## Instructions to follow
Copy out every line that contains "docentenniveaus".

§

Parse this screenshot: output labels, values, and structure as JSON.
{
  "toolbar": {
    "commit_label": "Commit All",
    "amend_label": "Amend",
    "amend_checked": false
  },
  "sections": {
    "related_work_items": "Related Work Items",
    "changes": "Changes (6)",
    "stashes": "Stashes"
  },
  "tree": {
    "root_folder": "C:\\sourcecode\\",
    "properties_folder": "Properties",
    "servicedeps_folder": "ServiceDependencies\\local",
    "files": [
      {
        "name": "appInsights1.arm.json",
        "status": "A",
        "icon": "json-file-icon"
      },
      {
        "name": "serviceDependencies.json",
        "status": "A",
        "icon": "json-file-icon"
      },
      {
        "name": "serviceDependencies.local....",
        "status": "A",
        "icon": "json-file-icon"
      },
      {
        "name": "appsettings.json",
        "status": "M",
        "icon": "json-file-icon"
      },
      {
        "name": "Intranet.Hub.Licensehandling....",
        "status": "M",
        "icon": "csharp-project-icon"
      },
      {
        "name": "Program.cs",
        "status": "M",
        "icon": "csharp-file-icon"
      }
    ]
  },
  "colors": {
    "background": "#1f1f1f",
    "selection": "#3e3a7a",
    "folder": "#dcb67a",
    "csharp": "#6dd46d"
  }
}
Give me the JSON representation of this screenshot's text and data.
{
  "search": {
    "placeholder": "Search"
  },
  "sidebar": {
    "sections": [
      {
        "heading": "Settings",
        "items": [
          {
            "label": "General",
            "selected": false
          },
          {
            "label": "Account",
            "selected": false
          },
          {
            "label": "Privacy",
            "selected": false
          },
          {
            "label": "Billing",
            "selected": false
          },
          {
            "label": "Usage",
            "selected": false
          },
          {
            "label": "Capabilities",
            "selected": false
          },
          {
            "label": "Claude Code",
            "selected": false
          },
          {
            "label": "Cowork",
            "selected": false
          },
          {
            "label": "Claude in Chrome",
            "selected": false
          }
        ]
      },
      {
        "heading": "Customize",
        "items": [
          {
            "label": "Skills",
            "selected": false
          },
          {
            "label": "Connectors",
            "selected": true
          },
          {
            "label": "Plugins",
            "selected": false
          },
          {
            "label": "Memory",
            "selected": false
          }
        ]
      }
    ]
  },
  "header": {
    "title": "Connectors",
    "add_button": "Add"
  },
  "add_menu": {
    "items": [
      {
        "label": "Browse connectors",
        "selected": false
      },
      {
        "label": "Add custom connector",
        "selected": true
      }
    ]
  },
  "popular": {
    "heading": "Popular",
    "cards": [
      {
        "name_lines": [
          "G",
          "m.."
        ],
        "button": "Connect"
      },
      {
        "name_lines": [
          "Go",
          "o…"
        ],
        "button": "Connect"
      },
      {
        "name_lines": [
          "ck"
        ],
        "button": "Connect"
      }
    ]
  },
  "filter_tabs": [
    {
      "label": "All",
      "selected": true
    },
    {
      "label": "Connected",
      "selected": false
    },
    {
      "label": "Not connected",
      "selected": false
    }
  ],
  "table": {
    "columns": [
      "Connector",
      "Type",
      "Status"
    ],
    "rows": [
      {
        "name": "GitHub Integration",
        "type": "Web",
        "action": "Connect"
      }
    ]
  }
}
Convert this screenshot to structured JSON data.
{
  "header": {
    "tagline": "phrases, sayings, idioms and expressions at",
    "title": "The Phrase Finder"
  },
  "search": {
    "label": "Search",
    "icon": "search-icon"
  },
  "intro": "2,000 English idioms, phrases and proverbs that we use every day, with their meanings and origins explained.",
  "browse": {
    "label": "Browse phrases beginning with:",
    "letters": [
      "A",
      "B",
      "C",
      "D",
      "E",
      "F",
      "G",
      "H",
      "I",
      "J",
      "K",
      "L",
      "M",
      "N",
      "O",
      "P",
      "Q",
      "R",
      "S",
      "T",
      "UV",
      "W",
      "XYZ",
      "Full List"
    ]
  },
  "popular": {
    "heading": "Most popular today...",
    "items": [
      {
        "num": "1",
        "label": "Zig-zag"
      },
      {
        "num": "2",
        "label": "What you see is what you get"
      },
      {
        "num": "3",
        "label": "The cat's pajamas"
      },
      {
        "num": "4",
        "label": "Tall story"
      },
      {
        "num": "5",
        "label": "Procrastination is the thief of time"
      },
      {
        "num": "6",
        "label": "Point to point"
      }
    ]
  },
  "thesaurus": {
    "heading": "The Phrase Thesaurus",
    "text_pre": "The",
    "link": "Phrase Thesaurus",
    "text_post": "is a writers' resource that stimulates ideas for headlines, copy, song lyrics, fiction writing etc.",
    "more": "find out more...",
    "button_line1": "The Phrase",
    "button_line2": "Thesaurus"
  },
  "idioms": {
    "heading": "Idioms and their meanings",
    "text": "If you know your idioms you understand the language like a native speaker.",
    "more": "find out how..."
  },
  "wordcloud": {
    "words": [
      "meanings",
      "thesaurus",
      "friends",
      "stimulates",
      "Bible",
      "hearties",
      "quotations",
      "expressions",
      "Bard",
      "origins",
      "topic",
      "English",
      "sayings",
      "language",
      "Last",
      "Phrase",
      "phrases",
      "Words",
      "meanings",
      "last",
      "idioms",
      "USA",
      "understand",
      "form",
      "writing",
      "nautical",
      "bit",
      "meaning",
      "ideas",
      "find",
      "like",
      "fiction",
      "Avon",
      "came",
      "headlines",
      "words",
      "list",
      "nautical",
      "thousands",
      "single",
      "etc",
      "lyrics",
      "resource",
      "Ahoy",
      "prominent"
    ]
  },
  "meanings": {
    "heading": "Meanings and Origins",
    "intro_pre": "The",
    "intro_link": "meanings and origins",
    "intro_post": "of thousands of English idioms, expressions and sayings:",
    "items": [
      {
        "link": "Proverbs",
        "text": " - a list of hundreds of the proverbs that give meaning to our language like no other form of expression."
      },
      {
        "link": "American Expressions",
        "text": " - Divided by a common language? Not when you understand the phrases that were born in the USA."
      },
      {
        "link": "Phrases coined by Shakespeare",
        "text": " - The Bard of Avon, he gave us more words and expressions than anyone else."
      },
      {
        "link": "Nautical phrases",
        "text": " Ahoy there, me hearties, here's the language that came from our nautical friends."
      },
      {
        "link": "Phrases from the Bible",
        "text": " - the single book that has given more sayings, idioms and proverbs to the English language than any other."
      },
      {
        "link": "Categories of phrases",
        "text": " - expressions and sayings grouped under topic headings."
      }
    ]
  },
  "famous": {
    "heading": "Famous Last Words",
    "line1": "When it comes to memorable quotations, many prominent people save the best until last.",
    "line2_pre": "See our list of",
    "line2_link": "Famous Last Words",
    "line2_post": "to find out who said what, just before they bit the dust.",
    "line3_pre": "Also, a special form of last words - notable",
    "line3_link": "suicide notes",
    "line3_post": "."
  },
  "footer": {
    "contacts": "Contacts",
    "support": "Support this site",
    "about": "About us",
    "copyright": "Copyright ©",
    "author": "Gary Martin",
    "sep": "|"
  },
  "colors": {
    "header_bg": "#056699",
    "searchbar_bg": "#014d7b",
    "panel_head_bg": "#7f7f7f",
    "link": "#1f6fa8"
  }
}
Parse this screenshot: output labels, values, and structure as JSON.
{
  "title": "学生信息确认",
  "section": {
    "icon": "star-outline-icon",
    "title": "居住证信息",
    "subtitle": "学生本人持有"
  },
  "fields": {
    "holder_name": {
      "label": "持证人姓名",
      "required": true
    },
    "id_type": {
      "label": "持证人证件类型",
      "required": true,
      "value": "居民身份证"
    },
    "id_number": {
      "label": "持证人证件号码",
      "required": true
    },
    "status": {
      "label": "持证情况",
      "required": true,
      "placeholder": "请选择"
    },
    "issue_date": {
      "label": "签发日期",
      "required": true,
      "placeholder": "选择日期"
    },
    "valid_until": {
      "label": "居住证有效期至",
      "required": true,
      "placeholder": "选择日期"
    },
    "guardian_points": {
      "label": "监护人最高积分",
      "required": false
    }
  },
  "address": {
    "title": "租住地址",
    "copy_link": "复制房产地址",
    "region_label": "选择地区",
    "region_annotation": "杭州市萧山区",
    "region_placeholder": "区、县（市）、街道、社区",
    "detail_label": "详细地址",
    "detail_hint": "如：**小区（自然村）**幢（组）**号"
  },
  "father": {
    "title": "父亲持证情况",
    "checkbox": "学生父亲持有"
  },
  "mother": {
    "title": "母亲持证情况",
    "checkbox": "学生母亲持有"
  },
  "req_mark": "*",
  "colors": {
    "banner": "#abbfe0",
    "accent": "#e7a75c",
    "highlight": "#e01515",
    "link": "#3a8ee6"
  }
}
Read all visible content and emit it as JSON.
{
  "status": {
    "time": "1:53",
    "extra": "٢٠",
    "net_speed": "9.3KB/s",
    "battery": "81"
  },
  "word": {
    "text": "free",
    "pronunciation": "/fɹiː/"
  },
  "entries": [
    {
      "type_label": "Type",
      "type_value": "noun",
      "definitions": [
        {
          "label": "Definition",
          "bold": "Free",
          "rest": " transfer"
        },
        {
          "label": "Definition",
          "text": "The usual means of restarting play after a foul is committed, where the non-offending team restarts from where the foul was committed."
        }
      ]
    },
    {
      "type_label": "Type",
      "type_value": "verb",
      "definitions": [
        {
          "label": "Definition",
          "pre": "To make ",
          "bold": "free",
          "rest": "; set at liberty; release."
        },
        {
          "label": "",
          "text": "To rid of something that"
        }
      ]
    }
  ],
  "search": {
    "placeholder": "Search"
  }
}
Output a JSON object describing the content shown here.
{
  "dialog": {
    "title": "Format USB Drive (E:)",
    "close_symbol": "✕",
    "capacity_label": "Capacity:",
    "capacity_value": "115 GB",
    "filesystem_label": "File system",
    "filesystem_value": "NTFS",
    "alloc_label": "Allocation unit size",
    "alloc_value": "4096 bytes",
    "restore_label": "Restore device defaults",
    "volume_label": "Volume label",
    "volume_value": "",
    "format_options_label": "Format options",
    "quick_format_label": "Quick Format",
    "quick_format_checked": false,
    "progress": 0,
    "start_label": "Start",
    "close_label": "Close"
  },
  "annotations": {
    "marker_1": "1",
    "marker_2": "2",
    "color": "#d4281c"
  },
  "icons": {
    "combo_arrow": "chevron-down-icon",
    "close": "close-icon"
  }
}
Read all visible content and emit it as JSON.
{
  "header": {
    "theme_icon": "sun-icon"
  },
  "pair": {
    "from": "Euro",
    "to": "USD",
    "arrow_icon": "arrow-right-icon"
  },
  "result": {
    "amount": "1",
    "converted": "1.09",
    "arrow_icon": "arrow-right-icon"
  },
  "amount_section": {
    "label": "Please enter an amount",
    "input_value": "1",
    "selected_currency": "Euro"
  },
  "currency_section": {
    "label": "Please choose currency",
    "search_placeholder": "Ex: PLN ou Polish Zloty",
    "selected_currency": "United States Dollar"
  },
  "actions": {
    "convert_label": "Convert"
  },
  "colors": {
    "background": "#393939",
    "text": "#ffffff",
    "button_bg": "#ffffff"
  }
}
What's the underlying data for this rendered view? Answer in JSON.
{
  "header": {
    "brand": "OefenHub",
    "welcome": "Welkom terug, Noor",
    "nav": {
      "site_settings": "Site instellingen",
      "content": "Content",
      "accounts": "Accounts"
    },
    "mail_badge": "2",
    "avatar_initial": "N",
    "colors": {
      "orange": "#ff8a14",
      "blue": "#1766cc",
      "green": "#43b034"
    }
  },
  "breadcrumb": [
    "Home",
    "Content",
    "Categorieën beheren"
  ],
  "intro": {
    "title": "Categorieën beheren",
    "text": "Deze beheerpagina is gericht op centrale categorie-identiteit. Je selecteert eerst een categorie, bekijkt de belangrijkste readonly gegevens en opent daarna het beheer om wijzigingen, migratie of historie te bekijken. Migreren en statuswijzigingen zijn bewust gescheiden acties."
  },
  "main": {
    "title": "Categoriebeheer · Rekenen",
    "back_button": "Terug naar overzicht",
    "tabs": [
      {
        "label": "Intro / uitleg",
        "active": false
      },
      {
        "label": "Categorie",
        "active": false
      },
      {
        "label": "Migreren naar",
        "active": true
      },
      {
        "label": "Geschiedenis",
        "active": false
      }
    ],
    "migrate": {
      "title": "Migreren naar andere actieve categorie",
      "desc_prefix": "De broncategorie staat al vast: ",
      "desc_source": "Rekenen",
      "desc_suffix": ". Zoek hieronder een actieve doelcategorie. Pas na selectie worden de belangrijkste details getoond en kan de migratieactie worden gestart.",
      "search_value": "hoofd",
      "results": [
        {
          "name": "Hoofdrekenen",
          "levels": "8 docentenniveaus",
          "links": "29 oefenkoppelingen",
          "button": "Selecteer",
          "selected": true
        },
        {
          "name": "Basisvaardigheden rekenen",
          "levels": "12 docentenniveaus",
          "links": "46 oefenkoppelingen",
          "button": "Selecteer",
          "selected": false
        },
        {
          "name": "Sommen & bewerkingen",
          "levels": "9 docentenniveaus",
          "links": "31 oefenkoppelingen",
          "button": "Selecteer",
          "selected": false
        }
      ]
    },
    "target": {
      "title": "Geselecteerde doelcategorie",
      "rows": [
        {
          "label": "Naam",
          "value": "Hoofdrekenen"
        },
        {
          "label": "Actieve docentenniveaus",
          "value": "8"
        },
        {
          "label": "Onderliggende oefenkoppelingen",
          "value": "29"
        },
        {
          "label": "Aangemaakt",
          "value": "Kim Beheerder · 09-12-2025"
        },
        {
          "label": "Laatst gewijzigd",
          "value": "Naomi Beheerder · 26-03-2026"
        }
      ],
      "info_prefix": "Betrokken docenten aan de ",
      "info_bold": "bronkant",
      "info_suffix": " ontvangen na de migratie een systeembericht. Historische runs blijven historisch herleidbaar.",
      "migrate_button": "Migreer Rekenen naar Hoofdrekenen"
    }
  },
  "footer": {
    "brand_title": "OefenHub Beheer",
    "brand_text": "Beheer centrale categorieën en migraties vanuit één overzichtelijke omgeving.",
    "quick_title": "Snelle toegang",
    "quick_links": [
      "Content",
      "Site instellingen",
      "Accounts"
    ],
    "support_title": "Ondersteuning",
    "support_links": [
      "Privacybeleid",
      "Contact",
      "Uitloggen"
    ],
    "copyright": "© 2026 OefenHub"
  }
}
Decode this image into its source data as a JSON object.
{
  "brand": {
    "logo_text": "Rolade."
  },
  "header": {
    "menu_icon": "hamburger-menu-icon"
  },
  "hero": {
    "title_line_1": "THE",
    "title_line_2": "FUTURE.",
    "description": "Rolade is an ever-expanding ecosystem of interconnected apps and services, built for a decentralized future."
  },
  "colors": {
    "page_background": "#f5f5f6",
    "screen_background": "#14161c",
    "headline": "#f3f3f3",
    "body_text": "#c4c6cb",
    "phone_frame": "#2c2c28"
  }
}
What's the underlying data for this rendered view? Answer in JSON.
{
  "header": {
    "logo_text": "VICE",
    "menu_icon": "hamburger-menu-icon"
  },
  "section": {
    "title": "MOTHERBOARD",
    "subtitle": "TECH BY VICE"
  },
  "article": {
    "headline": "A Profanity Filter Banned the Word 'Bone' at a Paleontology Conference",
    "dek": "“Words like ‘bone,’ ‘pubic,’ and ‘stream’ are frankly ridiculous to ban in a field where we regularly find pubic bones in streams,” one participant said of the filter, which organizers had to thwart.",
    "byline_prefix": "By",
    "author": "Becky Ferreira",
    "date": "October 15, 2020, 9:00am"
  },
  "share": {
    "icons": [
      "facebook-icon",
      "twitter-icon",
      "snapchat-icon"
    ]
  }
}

§

## Solution to this exercise
          "levels": "8 docentenniveaus",
          "levels": "12 docentenniveaus",
          "levels": "9 docentenniveaus",
          "label": "Actieve docentenniveaus",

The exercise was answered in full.